**Selected extract**.
Abstract
Purpose
The biofilm formation of Candida albicans is an important virulence factor as it can increase tolerance to conventional antifungal drugs and the host immune system. The study aimed to assess the effect of essential fatty acids (EFAs) against biofilm formation and mature biofilms of C. albicans strains, which were isolated from vulvovaginal candidiasis and candidemia.
Methods
The biofilm formation ability of C. albicans and antifungal activities of fluconazole were determined. Additionally, the effects of six EFAs [α-linolenic acid (ALA), eicosapentaenoic acid (EPA), docosahexaenoic acid (DHA), linoleic acid (LOA), γ-linolenic acid (GLA), and arachidonic acid (AA)] against C. albicans under planktonic and biofilm conditions were evaluated.

[Document understanding data]

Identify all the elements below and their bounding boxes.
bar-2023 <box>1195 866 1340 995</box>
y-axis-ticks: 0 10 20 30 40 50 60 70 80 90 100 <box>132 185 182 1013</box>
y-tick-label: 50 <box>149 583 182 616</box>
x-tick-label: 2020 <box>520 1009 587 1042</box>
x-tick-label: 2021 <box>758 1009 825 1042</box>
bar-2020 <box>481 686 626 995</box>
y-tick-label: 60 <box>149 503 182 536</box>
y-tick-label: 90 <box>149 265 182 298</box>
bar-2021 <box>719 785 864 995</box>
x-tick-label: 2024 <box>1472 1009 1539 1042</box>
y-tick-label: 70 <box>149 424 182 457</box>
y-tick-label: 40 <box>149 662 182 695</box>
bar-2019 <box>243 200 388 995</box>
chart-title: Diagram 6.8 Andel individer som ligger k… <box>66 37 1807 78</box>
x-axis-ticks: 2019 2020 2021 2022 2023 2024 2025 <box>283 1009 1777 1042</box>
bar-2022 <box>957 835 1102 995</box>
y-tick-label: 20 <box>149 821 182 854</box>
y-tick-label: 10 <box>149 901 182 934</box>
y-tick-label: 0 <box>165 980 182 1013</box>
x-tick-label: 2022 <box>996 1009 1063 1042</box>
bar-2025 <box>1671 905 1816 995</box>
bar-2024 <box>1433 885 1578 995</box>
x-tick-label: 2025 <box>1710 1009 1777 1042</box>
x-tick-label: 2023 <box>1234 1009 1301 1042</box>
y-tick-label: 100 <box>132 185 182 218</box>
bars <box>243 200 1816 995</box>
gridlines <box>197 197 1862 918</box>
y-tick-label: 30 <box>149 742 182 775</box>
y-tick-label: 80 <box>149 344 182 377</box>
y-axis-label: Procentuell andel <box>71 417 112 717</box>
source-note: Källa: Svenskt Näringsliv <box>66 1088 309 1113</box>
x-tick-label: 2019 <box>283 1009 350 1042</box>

**Work request**. According to the abstract on Candida albicans biofilms, from which two conditions were the studied strains isolated?

**Written response**. Vulvovaginal candidiasis and candidemia.